▸ What you need to do: Using the listing below, please gather every line containing the word "begin".

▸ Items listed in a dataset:
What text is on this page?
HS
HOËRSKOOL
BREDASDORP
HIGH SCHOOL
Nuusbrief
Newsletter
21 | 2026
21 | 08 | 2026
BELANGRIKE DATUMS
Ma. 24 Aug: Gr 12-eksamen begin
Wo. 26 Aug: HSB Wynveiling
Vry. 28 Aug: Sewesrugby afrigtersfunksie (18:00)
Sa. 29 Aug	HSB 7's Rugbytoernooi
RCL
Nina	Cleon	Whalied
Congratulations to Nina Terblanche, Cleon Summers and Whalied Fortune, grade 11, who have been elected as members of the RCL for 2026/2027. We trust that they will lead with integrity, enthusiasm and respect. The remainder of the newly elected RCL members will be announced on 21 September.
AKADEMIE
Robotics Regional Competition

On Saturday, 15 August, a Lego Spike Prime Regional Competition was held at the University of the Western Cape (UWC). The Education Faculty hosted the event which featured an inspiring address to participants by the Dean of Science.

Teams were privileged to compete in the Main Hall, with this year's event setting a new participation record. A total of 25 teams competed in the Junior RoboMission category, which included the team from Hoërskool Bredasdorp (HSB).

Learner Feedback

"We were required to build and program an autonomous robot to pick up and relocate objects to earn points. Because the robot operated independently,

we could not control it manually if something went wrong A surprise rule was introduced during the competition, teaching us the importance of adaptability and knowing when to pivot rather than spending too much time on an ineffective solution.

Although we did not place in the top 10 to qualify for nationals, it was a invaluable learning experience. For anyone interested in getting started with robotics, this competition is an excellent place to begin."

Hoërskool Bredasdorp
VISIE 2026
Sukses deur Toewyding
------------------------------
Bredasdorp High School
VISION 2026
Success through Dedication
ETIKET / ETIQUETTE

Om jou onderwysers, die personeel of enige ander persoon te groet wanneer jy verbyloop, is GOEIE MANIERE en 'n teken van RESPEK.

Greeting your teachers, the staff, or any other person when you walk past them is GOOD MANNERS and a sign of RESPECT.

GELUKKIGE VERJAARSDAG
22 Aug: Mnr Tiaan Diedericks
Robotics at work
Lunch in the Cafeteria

▸ Finished answer:
Ma. 24 Aug: Gr 12-eksamen begin
Although we did not place in the top 10 to qualify for nationals, it was a invaluable learning experience. For anyone interested in getting started with robotics, this competition is an excellent place to begin."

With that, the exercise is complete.